• THE PROBLEM: Transcribe the data that follows precisely, omitting nothing.

• DATA:
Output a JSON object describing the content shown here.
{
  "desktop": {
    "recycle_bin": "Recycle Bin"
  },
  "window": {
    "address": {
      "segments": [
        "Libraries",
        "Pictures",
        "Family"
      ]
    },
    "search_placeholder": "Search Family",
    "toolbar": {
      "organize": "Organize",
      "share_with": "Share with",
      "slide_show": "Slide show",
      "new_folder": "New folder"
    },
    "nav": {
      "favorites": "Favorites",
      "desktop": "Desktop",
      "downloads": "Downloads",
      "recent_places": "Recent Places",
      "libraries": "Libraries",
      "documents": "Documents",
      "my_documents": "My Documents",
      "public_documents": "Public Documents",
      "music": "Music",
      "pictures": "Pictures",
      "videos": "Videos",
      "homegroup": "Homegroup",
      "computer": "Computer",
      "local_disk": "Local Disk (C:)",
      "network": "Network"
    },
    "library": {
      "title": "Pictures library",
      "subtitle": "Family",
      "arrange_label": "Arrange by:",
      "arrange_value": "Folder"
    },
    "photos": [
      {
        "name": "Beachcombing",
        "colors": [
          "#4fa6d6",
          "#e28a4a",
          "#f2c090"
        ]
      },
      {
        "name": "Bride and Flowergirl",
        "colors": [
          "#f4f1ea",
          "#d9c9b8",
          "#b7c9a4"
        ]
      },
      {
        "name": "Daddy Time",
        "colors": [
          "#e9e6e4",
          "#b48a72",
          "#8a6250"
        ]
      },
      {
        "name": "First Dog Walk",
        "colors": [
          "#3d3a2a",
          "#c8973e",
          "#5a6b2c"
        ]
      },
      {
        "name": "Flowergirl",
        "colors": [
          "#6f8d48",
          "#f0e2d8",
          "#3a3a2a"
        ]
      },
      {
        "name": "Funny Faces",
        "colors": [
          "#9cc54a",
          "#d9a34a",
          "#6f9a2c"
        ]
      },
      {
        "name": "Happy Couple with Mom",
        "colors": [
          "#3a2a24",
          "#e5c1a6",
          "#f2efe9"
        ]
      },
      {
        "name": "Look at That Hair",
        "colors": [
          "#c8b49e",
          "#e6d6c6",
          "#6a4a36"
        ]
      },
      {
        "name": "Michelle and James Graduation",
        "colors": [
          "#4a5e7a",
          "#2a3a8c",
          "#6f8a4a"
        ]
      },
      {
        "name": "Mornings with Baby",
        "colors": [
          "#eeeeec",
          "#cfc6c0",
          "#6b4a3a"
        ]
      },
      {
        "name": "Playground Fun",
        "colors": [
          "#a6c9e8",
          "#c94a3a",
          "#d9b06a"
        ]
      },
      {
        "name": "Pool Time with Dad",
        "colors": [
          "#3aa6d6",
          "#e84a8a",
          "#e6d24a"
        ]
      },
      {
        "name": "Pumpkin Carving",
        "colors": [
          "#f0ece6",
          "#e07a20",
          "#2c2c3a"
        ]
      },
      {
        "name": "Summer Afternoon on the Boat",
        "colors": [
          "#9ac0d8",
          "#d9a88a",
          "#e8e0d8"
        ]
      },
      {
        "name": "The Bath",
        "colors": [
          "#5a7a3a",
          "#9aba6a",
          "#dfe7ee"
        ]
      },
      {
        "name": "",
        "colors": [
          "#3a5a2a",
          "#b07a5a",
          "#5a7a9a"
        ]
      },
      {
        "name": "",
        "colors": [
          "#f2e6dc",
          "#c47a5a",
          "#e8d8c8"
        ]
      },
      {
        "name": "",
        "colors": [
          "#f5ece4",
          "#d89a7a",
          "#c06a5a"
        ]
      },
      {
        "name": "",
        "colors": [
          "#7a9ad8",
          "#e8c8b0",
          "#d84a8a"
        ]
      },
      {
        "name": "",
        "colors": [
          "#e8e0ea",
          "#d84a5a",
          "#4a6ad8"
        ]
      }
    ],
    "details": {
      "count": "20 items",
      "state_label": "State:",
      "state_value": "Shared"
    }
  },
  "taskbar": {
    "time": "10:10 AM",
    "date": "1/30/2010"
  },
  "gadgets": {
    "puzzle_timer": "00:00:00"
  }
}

• SOLUTION:
Output a JSON object describing the content shown here.
{
  "desktop": {
    "recycle_bin": "Recycle Bin"
  },
  "window": {
    "address": {
      "segments": [
        "Libraries",
        "Pictures",
        "Family"
      ]
    },
    "search_placeholder": "Search Family",
    "toolbar": {
      "organize": "Organize",
      "share_with": "Share with",
      "slide_show": "Slide show",
      "new_folder": "New folder"
    },
    "nav": {
      "favorites": "Favorites",
      "desktop": "Desktop",
      "downloads": "Downloads",
      "recent_places": "Recent Places",
      "libraries": "Libraries",
      "documents": "Documents",
      "my_documents": "My Documents",
      "public_documents": "Public Documents",
      "music": "Music",
      "pictures": "Pictures",
      "videos": "Videos",
      "homegroup": "Homegroup",
      "computer": "Computer",
      "local_disk": "Local Disk (C:)",
      "network": "Network"
    },
    "library": {
      "title": "Pictures library",
      "subtitle": "Family",
      "arrange_label": "Arrange by:",
      "arrange_value": "Folder"
    },
    "photos": [
      {
        "name": "Beachcombing",
        "colors": [
          "#4fa6d6",
          "#e28a4a",
          "#f2c090"
        ]
      },
      {
        "name": "Bride and Flowergirl",
        "colors": [
          "#f4f1ea",
          "#d9c9b8",
          "#b7c9a4"
        ]
      },
      {
        "name": "Daddy Time",
        "colors": [
          "#e9e6e4",
          "#b48a72",
          "#8a6250"
        ]
      },
      {
        "name": "First Dog Walk",
        "colors": [
          "#3d3a2a",
          "#c8973e",
          "#5a6b2c"
        ]
      },
      {
        "name": "Flowergirl",
        "colors": [
          "#6f8d48",
          "#f0e2d8",
          "#3a3a2a"
        ]
      },
      {
        "name": "Funny Faces",
        "colors": [
          "#9cc54a",
          "#d9a34a",
          "#6f9a2c"
        ]
      },
      {
        "name": "Happy Couple with Mom",
        "colors": [
          "#3a2a24",
          "#e5c1a6",
          "#f2efe9"
        ]
      },
      {
        "name": "Look at That Hair",
        "colors": [
          "#c8b49e",
          "#e6d6c6",
          "#6a4a36"
        ]
      },
      {
        "name": "Michelle and James Graduation",
        "colors": [
          "#4a5e7a",
          "#2a3a8c",
          "#6f8a4a"
        ]
      },
      {
        "name": "Mornings with Baby",
        "colors": [
          "#eeeeec",
          "#cfc6c0",
          "#6b4a3a"
        ]
      },
      {
        "name": "Playground Fun",
        "colors": [
          "#a6c9e8",
          "#c94a3a",
          "#d9b06a"
        ]
      },
      {
        "name": "Pool Time with Dad",
        "colors": [
          "#3aa6d6",
          "#e84a8a",
          "#e6d24a"
        ]
      },
      {
        "name": "Pumpkin Carving",
        "colors": [
          "#f0ece6",
          "#e07a20",
          "#2c2c3a"
        ]
      },
      {
        "name": "Summer Afternoon on the Boat",
        "colors": [
          "#9ac0d8",
          "#d9a88a",
          "#e8e0d8"
        ]
      },
      {
        "name": "The Bath",
        "colors": [
          "#5a7a3a",
          "#9aba6a",
          "#dfe7ee"
        ]
      },
      {
        "name": "",
        "colors": [
          "#3a5a2a",
          "#b07a5a",
          "#5a7a9a"
        ]
      },
      {
        "name": "",
        "colors": [
          "#f2e6dc",
          "#c47a5a",
          "#e8d8c8"
        ]
      },
      {
        "name": "",
        "colors": [
          "#f5ece4",
          "#d89a7a",
          "#c06a5a"
        ]
      },
      {
        "name": "",
        "colors": [
          "#7a9ad8",
          "#e8c8b0",
          "#d84a8a"
        ]
      },
      {
        "name": "",
        "colors": [
          "#e8e0ea",
          "#d84a5a",
          "#4a6ad8"
        ]
      }
    ],
    "details": {
      "count": "20 items",
      "state_label": "State:",
      "state_value": "Shared"
    }
  },
  "taskbar": {
    "time": "10:10 AM",
    "date": "1/30/2010"
  },
  "gadgets": {
    "puzzle_timer": "00:00:00"
  }
}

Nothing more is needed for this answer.